**Exercise inputs**:

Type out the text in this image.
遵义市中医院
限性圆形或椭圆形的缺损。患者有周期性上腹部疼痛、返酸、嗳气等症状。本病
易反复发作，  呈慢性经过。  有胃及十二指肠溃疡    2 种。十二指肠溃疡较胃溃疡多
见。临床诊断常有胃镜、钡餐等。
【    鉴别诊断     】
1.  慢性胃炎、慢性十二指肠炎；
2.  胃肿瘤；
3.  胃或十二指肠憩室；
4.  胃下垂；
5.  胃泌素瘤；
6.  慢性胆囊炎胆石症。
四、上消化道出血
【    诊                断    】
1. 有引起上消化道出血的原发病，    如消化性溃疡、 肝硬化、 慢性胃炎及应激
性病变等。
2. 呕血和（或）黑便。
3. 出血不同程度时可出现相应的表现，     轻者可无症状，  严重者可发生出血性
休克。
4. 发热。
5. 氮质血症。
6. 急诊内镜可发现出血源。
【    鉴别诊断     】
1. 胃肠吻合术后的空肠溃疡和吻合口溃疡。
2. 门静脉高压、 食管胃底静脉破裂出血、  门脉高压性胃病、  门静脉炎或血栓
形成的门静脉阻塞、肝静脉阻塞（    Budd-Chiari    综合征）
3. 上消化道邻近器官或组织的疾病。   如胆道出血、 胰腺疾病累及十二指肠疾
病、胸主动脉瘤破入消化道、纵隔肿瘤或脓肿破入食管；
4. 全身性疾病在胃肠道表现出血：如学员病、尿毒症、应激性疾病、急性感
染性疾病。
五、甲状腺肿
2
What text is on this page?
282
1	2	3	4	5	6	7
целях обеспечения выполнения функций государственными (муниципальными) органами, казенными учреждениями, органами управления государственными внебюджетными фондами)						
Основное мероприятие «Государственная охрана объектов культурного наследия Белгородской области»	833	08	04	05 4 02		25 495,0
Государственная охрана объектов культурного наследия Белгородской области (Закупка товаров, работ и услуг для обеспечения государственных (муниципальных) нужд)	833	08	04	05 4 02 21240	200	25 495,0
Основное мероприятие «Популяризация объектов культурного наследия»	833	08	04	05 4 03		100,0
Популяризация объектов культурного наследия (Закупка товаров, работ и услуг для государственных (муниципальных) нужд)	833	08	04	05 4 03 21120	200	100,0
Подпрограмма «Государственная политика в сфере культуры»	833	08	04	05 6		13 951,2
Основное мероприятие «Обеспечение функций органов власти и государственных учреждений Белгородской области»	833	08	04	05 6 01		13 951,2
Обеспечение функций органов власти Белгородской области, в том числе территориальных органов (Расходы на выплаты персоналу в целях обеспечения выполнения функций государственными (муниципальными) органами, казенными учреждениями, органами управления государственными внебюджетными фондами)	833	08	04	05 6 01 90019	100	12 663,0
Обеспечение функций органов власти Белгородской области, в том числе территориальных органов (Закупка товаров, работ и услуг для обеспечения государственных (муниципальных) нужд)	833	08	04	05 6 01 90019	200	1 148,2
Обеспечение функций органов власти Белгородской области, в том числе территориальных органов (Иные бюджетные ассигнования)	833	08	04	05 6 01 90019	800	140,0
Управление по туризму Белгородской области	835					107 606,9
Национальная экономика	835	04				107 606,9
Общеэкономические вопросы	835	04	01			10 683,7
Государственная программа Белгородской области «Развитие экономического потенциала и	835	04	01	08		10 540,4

**To be done**:
Repeat each record exactly. Omit nothing.

**Correct response**:
Type out the text in this image.
遵义市中医院
限性圆形或椭圆形的缺损。患者有周期性上腹部疼痛、返酸、嗳气等症状。本病
易反复发作，  呈慢性经过。  有胃及十二指肠溃疡    2 种。十二指肠溃疡较胃溃疡多
见。临床诊断常有胃镜、钡餐等。
【    鉴别诊断     】
1.  慢性胃炎、慢性十二指肠炎；
2.  胃肿瘤；
3.  胃或十二指肠憩室；
4.  胃下垂；
5.  胃泌素瘤；
6.  慢性胆囊炎胆石症。
四、上消化道出血
【    诊                断    】
1. 有引起上消化道出血的原发病，    如消化性溃疡、 肝硬化、 慢性胃炎及应激
性病变等。
2. 呕血和（或）黑便。
3. 出血不同程度时可出现相应的表现，     轻者可无症状，  严重者可发生出血性
休克。
4. 发热。
5. 氮质血症。
6. 急诊内镜可发现出血源。
【    鉴别诊断     】
1. 胃肠吻合术后的空肠溃疡和吻合口溃疡。
2. 门静脉高压、 食管胃底静脉破裂出血、  门脉高压性胃病、  门静脉炎或血栓
形成的门静脉阻塞、肝静脉阻塞（    Budd-Chiari    综合征）
3. 上消化道邻近器官或组织的疾病。   如胆道出血、 胰腺疾病累及十二指肠疾
病、胸主动脉瘤破入消化道、纵隔肿瘤或脓肿破入食管；
4. 全身性疾病在胃肠道表现出血：如学员病、尿毒症、应激性疾病、急性感
染性疾病。
五、甲状腺肿
2
What text is on this page?
282
1	2	3	4	5	6	7
целях обеспечения выполнения функций государственными (муниципальными) органами, казенными учреждениями, органами управления государственными внебюджетными фондами)						
Основное мероприятие «Государственная охрана объектов культурного наследия Белгородской области»	833	08	04	05 4 02		25 495,0
Государственная охрана объектов культурного наследия Белгородской области (Закупка товаров, работ и услуг для обеспечения государственных (муниципальных) нужд)	833	08	04	05 4 02 21240	200	25 495,0
Основное мероприятие «Популяризация объектов культурного наследия»	833	08	04	05 4 03		100,0
Популяризация объектов культурного наследия (Закупка товаров, работ и услуг для государственных (муниципальных) нужд)	833	08	04	05 4 03 21120	200	100,0
Подпрограмма «Государственная политика в сфере культуры»	833	08	04	05 6		13 951,2
Основное мероприятие «Обеспечение функций органов власти и государственных учреждений Белгородской области»	833	08	04	05 6 01		13 951,2
Обеспечение функций органов власти Белгородской области, в том числе территориальных органов (Расходы на выплаты персоналу в целях обеспечения выполнения функций государственными (муниципальными) органами, казенными учреждениями, органами управления государственными внебюджетными фондами)	833	08	04	05 6 01 90019	100	12 663,0
Обеспечение функций органов власти Белгородской области, в том числе территориальных органов (Закупка товаров, работ и услуг для обеспечения государственных (муниципальных) нужд)	833	08	04	05 6 01 90019	200	1 148,2
Обеспечение функций органов власти Белгородской области, в том числе территориальных органов (Иные бюджетные ассигнования)	833	08	04	05 6 01 90019	800	140,0
Управление по туризму Белгородской области	835					107 606,9
Национальная экономика	835	04				107 606,9
Общеэкономические вопросы	835	04	01			10 683,7
Государственная программа Белгородской области «Развитие экономического потенциала и	835	04	01	08		10 540,4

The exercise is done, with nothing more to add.